#### Supplied records ####

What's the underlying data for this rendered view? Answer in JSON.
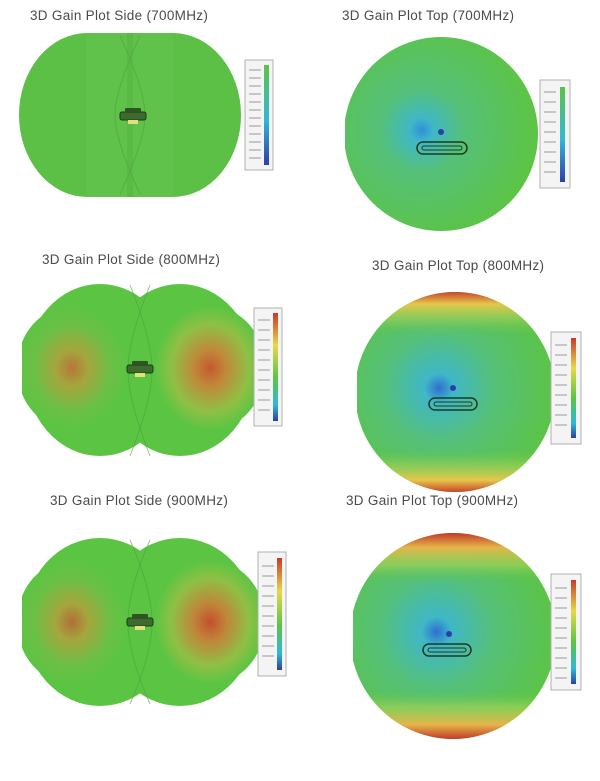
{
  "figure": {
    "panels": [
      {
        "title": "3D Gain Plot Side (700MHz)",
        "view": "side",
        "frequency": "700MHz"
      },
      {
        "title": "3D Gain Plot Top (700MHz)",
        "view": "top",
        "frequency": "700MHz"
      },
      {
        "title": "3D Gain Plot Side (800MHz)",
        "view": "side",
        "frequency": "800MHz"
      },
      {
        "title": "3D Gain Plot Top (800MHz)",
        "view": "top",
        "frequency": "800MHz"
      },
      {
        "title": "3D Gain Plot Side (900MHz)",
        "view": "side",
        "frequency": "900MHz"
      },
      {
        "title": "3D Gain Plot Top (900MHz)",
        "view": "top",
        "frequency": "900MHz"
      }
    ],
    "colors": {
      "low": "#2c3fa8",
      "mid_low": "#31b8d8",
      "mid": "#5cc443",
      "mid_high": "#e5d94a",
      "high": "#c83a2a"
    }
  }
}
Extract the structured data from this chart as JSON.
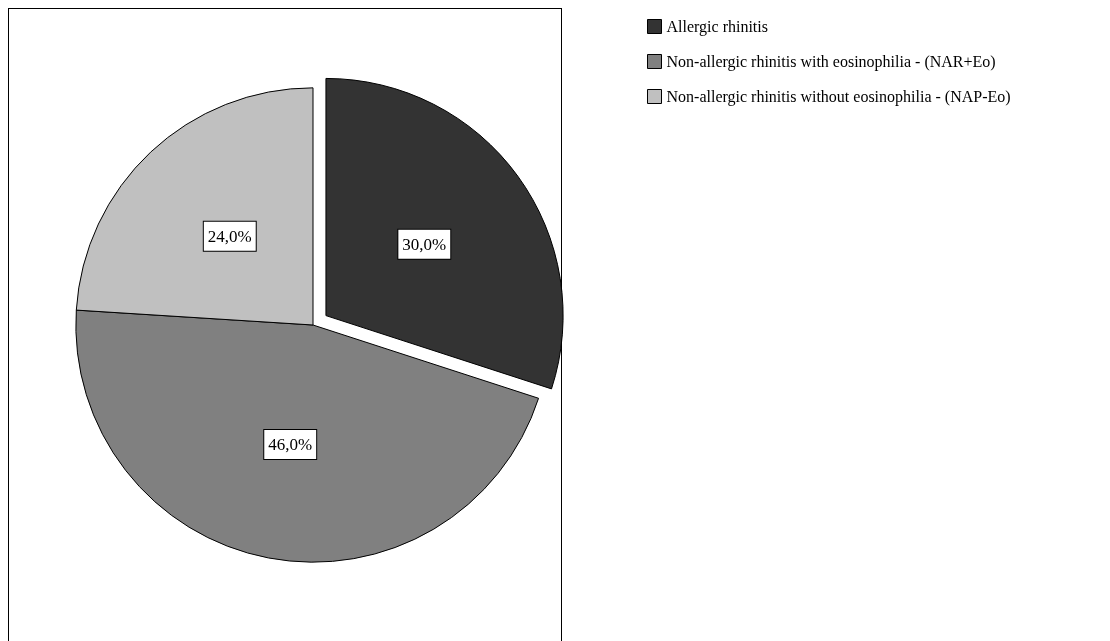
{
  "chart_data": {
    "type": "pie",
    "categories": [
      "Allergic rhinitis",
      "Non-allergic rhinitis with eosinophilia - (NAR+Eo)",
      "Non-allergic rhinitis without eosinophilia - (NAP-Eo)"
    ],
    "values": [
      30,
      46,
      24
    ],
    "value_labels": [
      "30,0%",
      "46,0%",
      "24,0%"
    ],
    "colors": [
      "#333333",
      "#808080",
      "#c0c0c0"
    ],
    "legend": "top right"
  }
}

####

## Required task:
Locate the string "JSON" in the listing above and copy every line where it occurs.

## Finished task:
What's the underlying data for this rendered view? Answer in JSON.
Extract the structured data from this chart as JSON.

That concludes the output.